EXERCISE INSTRUCTIONS: Retype all material exactly. Pictures stay out of the copy.

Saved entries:

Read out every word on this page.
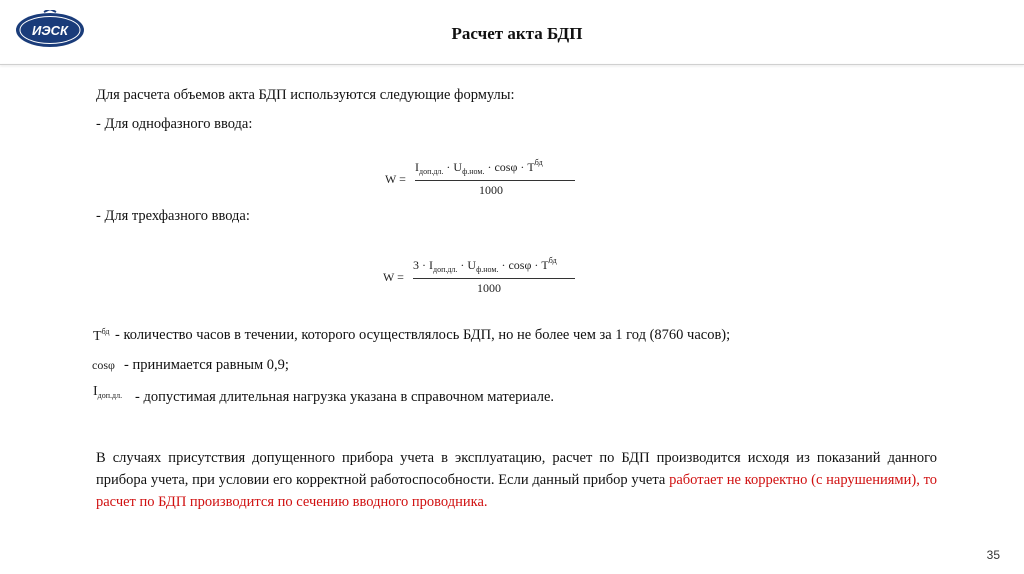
ИЭСК	Расчет акта БДП
Для расчета объемов акта БДП используются следующие формулы:
- Для однофазного ввода:
W =
$I_{доп.дл.} \cdot U_{ф.ном.} \cdot \cos\varphi \cdot T^{бд}$
1000
- Для трехфазного ввода:
W =
$3 \cdot I_{доп.дл.} \cdot U_{ф.ном.} \cdot \cos\varphi \cdot T^{бд}$
1000
$T^{бд}$ - количество часов в течении, которого осуществлялось БДП, но не более чем за 1 год (8760 часов);
cosφ - принимается равным 0,9;
$I_{доп.дл.}$ - допустимая длительная нагрузка указана в справочном материале.
В случаях присутствия допущенного прибора учета в эксплуатацию, расчет по БДП производится исходя из показаний данного прибора учета, при условии его корректной работоспособности. Если данный прибор учета работает не корректно (с нарушениями), то расчет по БДП производится по сечению вводного проводника.
35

RESULT:
Read out every word on this page.
ИЭСК	Расчет акта БДП
Для расчета объемов акта БДП используются следующие формулы:
- Для однофазного ввода:
W =
$I_{доп.дл.} \cdot U_{ф.ном.} \cdot \cos\varphi \cdot T^{бд}$
1000
- Для трехфазного ввода:
W =
$3 \cdot I_{доп.дл.} \cdot U_{ф.ном.} \cdot \cos\varphi \cdot T^{бд}$
1000
$T^{бд}$ - количество часов в течении, которого осуществлялось БДП, но не более чем за 1 год (8760 часов);
cosφ - принимается равным 0,9;
$I_{доп.дл.}$ - допустимая длительная нагрузка указана в справочном материале.
В случаях присутствия допущенного прибора учета в эксплуатацию, расчет по БДП производится исходя из показаний данного прибора учета, при условии его корректной работоспособности. Если данный прибор учета работает не корректно (с нарушениями), то расчет по БДП производится по сечению вводного проводника.
35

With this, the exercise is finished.